▸ PROBLEM SET:
a) List the regions of central Italy named in the passage on electric vehicle preferences in Umbria.
b) Resume the passage on electric vehicle preferences in Umbria, starting right after its last sentence.

The rate of diffusion of EVs in Italy is very low and its impact on the total automotive market is really small. In December 2017, the share of BEVs and hybrids (HEVs plus PHEVs) were around 0.15% and 3.78% of the total, respectively. Several barriers hinder the diffusion of EVs in Italy, like the EV purchase price, and range anxiety. Despite the fact that the rate of diffusion of EVs is currently very low, our study aims to investigate consumers’ preferences for EVs in order to highlight some patterns for EVs deployment.
Our study has been conducted in Umbria (Italy is subdivided into 20 Regions, of which eight are in northern Italy (Aosta Valley, Piedmont, Liguria, Lombardy, Emilia-Romagna, Veneto, Friuli-Venezia Giulia, Trentino Alto-Adige); four are in central Italy (Lazio, Marche, Tuscany and Umbria); six are in southern Italy (Abruzzo, Apulia, Basilicata, Calabria, Campania and Molise); and two are insular Italy (Sardinia and Sicily), all of which have different characteristics.) Umbria is a region of central Italy, also known as the country’s ‘green heart’, and characterized by medieval hill towns. Umbria ranks in 17° place among the 20 regions by demographic size (888,908 inhabitants in 2017). Perugia, situated on a hill, is the regional capital; it is an Italian medium-sized city with around 167,000 inhabitants. Perugia is known as a university town, with the University of Perugia founded in 1308 (about 34,000 students), and the University for Foreigners (5000 students). The University of Perugia is representative of Italian and European universities, given the highly globalised education system in Europe (see for instance the Bologna reforms that help to increase compatibility between education systems to makes it easier for students to move within Europe) [68].
A web-based questionnaire has been developed to collect data from a university sample of 450 individuals, from February to June 2015, in Perugia. The sample consisting of two groups, students and faculty members, and medium to high education-level individuals, allows us: (i) to detect the role of respondents age in determining the preferences toward EVs for their implementation in a successful way; and (ii) to take into account an important consumer segment with strong potential and opportunity for innovations, such as EVs. We received 421 valid responses (questionnaires are available from the authors upon request) involving 316 students and 105 faculty members of the University of Perugia. The questionnaire was pre-tested through face-to-face interviews with a group of 30 students [69], and it was prepared by taking into account complex criteria from the related literature, such as costs, benefits, performance, appeal, status [70,71,72].
For the students, the sample comprises of 45% female, 90% come from the area of Perugia, the average annual household income ranges between €20,001 and €30,000. For the faculty, the sample comprises of 39% female, the average annual household income of the whole faculty members sample is higher than €40,001.
As a daily transport routine, both students and faculty use private vehicles, driving on average less than 30 km daily, or buses. The sample for this study is a combination of students and faculty members, residing in Perugia and residing in other parts of Italy, travelling in Perugia to study and to work, respectively; so, with specific reference to the car and bus user groups, the sample for our analysis adequately represents the region’s population.

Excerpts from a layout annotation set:
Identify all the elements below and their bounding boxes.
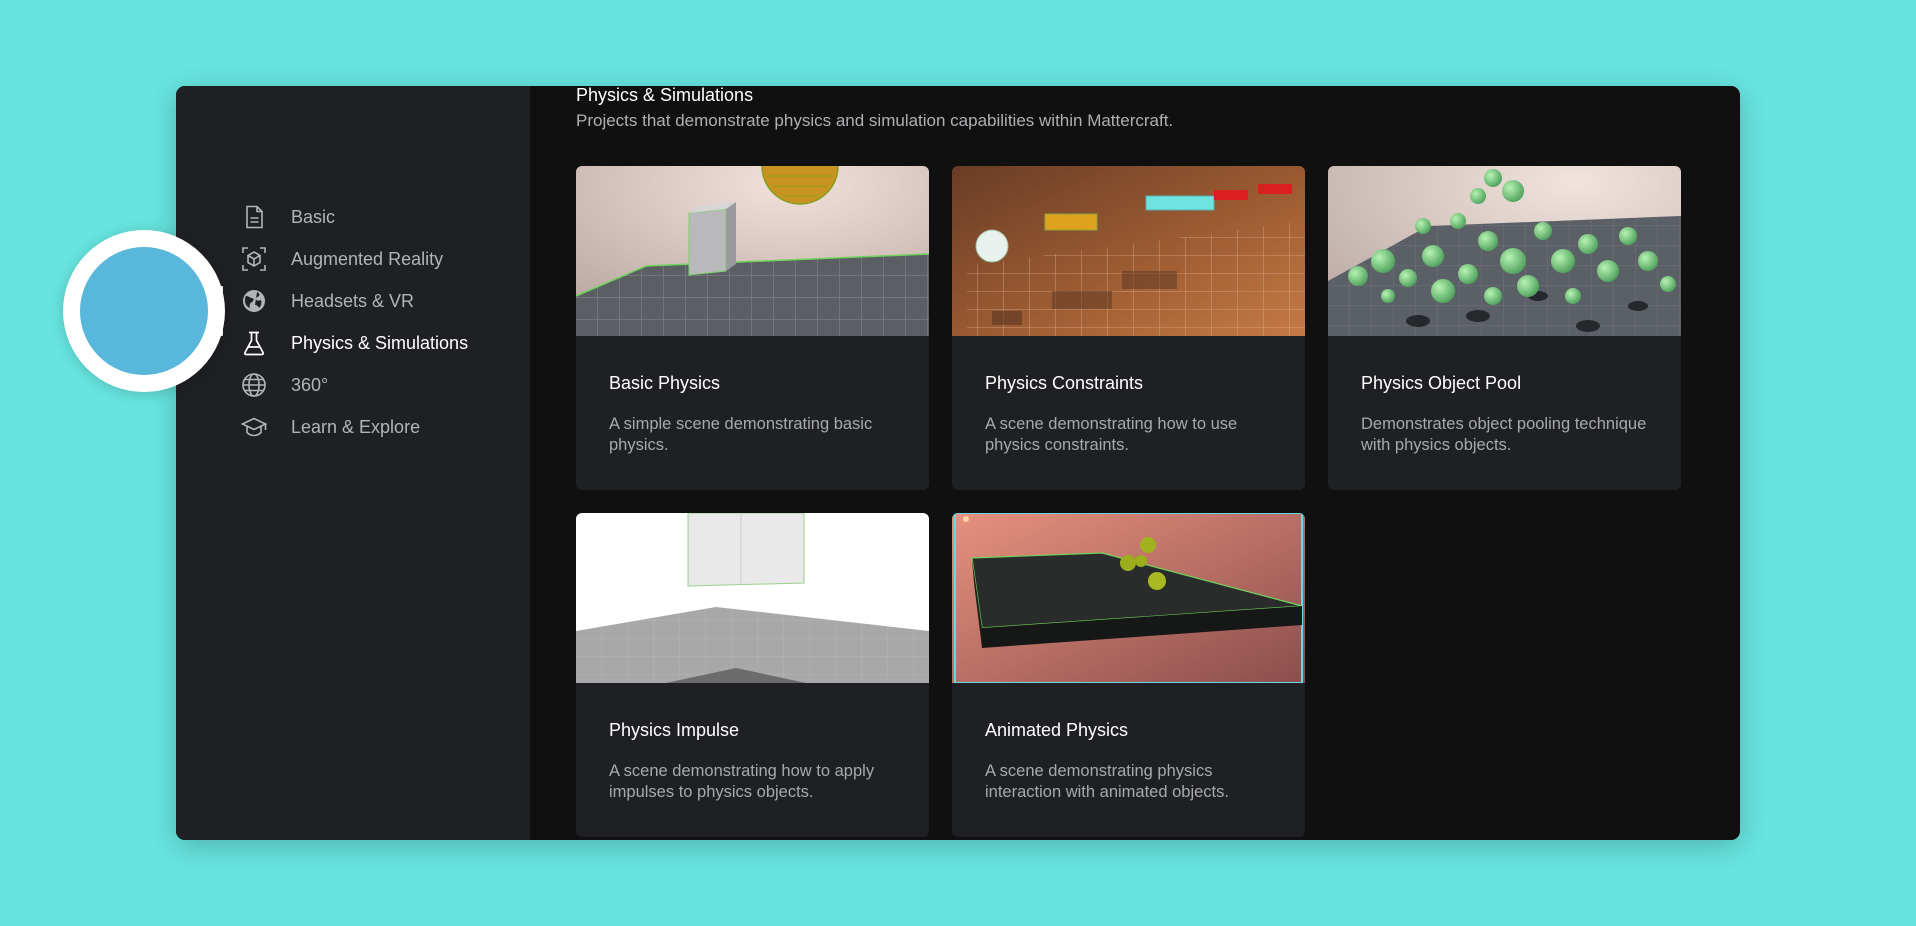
globe-grid-icon xyxy=(240,371,268,399)
card-description: A simple scene demonstrating basic physi… xyxy=(609,415,873,454)
project-card-animated-physics[interactable]: Animated Physics A scene demonstrating p… xyxy=(952,513,1305,837)
sidebar-item-label: Physics & Simulations xyxy=(291,332,469,353)
card-title: Basic Physics xyxy=(609,373,721,393)
sidebar: Basic Augmented Reality Headsets & VR Ph… xyxy=(176,86,530,840)
card-thumbnail xyxy=(952,513,1305,683)
project-card-physics-constraints[interactable]: Physics Constraints A scene demonstratin… xyxy=(952,166,1305,490)
sidebar-item-label: 360° xyxy=(291,374,329,395)
sidebar-item-label: Headsets & VR xyxy=(291,290,415,311)
app-window: Basic Augmented Reality Headsets & VR Ph… xyxy=(176,86,1740,840)
card-title: Physics Constraints xyxy=(985,373,1144,393)
card-thumbnail xyxy=(952,166,1305,336)
sidebar-item-label: Basic xyxy=(291,206,336,227)
card-thumbnail xyxy=(576,513,929,683)
card-title: Physics Impulse xyxy=(609,720,740,740)
sidebar-item-label: Learn & Explore xyxy=(291,416,421,437)
card-description: A scene demonstrating physics interactio… xyxy=(985,762,1229,801)
document-icon xyxy=(240,203,268,231)
sidebar-item-learn-explore[interactable]: Learn & Explore xyxy=(240,402,520,452)
card-thumbnail xyxy=(1328,166,1681,336)
globe-icon xyxy=(240,287,268,315)
card-title: Physics Object Pool xyxy=(1361,373,1522,393)
ar-cube-icon xyxy=(240,245,268,273)
project-card-physics-impulse[interactable]: Physics Impulse A scene demonstrating ho… xyxy=(576,513,929,837)
card-title: Animated Physics xyxy=(985,720,1129,740)
card-description: A scene demonstrating how to use physics… xyxy=(985,415,1238,454)
sidebar-item-label: Augmented Reality xyxy=(291,248,444,269)
card-description: Demonstrates object pooling technique wi… xyxy=(1361,415,1647,454)
flask-icon xyxy=(240,329,268,357)
card-thumbnail xyxy=(576,166,929,336)
main-content: Physics & Simulations Projects that demo… xyxy=(530,86,1740,840)
card-description: A scene demonstrating how to apply impul… xyxy=(609,762,875,801)
section-title: Physics & Simulations xyxy=(576,86,754,105)
graduation-cap-icon xyxy=(240,413,268,441)
project-card-physics-object-pool[interactable]: Physics Object Pool Demonstrates object … xyxy=(1328,166,1681,490)
project-card-basic-physics[interactable]: Basic Physics A simple scene demonstrati… xyxy=(576,166,929,490)
cursor-highlight-dot xyxy=(80,247,208,375)
section-description: Projects that demonstrate physics and si… xyxy=(576,111,1174,130)
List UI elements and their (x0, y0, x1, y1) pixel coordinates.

▸ WRITTEN ANSWERS:
a) Lazio, Marche, Tuscany and Umbria

b)
3.2. Data Analysis Method

The aim of this research is to find causal patterns that explain the consumers’ attitude toward EVs. Consequently, the fsQCA approach, which is able to find joint conditions that can explain a selected outcome, is used [73].
This approach shows how causal conditions are linked to an outcome of interest [19,20,74]. In this way, each individual observation is regarded as a whole, as opposed to traditional correlation research that identifies net effects of independent variables on a given dependent variable [75]. According to the fsQCA approach, in the social reality the effect of one variable depends on the presence or absence of another, thus treating cases holistically [76]. The fsQCA allows for an exploration of equifinality, that is, different combinations of conditions may lead to the same outcome [77]. Thus, fsQCA brings out the multiplicity of causal paths underlying management phenomena [78]. This is particularly relevant to the context of purchasing vehicles since consumers differ in the aspects that trigger their behavior.
Depending on the way the conditions are combined, they can generate different outcomes. Therefore, it is necessary to set membership to understand the relationship between multiple conditions. In particular, variables are calibrated into set membership values where 1 indicates full membership and 0 indicates full non-membership. Both partial membership scores and a crossover point of maximum ambiguity (0.5) exist [79].
The fsQCA calls for the construction of the truth table which computes the consistency and coverage of the solutions obtained. The consistency, ranging from 0 to 1, indicates whether the membership score on the outcome is consistently higher than the membership score of the causal combination. The coverage informs the researcher about the degree to which a cause or causal combination accounts for instances of an outcome [20,80]. Following [81], we transform the variables to fuzzy scores ranging from 0.0 to 1.0 using fsQCA software.
The fsQCA analysis uncovers which causal conditions are necessary, and which are sufficient, thus it is especially suitable to analyze complex configurational patterns, equifinality, and multiple optimal conditions in small sample designs [82].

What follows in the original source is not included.